*Your instructions*
Look through the data below and work out how many lines contain the string "ruchu". Give the number alone.

start

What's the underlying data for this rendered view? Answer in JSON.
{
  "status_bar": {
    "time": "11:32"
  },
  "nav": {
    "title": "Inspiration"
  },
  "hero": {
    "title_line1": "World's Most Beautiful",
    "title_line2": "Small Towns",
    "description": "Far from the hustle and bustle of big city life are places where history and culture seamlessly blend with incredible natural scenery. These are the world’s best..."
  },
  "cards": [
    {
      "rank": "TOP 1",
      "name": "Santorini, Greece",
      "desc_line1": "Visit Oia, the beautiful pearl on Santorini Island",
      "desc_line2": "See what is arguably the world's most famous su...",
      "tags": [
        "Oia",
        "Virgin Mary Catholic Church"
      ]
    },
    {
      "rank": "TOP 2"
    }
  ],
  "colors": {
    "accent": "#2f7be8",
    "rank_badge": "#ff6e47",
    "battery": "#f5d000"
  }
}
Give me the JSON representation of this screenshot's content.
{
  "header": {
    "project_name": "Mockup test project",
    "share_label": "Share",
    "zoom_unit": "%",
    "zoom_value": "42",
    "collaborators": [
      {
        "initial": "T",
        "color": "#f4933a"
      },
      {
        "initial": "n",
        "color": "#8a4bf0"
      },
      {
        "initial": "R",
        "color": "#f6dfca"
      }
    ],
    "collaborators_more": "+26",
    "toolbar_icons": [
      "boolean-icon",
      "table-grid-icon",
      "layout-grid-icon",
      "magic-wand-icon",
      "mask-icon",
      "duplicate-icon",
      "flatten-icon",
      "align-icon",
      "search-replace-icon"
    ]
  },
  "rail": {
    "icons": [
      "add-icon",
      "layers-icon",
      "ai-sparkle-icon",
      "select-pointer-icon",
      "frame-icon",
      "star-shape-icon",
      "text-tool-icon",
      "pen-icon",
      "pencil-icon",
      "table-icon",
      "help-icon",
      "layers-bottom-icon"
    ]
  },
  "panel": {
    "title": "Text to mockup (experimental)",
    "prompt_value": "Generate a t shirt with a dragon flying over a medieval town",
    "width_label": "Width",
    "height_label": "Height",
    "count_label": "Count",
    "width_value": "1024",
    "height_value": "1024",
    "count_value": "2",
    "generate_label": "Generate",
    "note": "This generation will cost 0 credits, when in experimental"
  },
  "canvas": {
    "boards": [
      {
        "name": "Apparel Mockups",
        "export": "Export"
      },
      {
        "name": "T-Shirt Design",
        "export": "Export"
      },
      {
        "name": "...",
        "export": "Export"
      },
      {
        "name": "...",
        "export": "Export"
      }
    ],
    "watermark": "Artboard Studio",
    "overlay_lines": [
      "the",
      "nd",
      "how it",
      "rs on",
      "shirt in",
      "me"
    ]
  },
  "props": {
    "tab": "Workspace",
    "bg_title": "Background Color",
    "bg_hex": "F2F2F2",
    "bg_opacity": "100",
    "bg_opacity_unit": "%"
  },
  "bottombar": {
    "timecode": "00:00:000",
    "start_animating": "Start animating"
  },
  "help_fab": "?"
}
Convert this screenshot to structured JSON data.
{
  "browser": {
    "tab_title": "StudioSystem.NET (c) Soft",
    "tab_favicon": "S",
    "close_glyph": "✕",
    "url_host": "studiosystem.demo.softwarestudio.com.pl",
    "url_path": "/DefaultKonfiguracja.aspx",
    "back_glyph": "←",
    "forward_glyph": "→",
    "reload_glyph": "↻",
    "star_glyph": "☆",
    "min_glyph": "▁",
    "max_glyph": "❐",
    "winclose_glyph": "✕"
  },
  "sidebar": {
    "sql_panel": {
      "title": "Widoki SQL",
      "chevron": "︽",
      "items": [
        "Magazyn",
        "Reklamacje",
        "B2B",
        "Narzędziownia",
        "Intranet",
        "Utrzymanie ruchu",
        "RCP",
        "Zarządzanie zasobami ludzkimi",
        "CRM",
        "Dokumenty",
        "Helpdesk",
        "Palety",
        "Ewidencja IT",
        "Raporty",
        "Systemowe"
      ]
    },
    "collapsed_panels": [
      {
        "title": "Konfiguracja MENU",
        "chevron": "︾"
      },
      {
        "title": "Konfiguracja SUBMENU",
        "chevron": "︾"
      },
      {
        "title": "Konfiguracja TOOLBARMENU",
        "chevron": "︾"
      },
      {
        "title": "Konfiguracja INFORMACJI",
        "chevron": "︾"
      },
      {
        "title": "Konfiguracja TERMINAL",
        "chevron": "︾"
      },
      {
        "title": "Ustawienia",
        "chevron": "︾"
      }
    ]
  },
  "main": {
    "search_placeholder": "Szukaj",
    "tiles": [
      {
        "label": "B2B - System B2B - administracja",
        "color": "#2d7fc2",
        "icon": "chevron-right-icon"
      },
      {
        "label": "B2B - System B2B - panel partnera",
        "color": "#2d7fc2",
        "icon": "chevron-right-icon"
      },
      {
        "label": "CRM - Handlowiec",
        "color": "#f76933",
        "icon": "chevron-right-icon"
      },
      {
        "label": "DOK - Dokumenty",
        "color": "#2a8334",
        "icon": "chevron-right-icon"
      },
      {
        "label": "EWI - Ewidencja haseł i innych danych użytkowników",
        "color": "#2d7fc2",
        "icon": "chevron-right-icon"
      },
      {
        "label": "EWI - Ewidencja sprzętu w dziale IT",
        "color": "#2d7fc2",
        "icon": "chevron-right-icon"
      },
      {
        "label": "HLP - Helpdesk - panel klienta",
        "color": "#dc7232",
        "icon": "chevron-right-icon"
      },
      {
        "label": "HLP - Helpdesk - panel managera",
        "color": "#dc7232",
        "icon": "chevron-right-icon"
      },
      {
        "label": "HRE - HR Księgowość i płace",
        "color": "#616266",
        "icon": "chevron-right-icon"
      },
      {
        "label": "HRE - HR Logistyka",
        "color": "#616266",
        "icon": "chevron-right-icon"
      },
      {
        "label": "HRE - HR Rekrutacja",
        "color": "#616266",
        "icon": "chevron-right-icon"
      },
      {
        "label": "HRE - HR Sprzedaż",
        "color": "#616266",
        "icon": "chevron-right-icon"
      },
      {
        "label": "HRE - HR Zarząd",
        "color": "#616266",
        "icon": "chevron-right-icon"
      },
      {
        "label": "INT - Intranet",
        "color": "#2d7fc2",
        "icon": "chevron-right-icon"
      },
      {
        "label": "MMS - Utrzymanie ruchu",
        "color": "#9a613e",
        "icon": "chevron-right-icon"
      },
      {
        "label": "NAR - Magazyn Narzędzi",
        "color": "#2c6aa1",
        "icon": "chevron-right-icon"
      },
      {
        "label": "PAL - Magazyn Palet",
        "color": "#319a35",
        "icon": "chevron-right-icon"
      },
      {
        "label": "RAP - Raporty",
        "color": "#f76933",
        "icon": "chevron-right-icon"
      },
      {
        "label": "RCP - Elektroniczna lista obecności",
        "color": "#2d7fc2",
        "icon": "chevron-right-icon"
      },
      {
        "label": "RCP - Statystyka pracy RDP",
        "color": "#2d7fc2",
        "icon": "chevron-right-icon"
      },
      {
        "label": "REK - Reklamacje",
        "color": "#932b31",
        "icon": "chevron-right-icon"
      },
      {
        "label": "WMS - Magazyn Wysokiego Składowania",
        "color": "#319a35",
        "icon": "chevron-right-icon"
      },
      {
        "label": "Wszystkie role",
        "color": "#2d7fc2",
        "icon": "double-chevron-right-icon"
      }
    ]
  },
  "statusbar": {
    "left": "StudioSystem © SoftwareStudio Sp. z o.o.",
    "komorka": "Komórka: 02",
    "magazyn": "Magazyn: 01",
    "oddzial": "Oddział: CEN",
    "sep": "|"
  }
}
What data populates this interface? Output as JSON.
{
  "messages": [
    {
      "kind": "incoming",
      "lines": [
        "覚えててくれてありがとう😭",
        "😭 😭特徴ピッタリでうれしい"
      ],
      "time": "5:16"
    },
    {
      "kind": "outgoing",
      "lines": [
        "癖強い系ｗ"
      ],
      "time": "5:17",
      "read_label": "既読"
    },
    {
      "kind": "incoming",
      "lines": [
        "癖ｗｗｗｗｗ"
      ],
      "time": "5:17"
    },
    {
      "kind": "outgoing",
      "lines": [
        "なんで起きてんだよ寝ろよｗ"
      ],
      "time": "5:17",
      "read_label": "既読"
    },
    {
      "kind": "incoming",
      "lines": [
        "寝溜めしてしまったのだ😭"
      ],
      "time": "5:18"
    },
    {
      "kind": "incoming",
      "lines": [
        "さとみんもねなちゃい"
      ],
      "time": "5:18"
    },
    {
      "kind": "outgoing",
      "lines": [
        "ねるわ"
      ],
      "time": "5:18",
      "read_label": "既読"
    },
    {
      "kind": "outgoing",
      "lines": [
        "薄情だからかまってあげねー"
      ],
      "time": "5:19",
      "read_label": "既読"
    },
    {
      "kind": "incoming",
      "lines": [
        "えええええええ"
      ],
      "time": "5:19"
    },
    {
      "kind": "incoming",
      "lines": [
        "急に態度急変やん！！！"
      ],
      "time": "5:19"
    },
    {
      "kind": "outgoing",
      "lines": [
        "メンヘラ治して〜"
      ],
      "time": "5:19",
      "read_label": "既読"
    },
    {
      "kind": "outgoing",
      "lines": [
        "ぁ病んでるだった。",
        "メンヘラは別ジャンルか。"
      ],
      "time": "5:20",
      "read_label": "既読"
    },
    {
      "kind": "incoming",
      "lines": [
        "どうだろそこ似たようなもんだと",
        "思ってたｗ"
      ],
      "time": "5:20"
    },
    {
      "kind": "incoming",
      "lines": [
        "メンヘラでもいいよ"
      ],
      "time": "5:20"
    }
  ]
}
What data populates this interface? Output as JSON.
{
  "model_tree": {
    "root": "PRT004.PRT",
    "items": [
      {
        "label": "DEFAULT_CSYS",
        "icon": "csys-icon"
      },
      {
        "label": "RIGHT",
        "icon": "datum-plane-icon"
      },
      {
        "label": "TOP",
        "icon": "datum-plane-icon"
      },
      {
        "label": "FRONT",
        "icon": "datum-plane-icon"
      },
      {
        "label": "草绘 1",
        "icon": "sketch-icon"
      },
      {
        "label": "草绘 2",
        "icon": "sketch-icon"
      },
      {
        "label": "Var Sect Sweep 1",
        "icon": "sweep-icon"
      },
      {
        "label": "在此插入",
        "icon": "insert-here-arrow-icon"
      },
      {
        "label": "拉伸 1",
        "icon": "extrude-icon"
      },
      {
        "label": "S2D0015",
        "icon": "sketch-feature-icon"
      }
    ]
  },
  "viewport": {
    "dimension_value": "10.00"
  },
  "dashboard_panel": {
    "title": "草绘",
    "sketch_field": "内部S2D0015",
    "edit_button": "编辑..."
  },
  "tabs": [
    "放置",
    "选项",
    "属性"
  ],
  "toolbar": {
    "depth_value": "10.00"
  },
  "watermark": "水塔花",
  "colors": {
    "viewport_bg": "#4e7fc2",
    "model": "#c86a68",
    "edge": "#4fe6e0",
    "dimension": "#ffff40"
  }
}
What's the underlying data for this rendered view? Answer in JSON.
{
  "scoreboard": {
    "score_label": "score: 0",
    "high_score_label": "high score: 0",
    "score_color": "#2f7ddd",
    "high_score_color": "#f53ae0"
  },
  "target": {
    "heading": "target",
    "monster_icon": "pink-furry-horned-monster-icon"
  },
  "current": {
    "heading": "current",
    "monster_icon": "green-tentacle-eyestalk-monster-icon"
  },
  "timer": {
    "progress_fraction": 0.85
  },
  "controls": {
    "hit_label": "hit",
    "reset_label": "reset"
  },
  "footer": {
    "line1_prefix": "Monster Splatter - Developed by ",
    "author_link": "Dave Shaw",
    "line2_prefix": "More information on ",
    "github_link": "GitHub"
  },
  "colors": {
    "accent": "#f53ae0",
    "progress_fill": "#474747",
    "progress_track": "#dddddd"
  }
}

end

*Output for this task*
2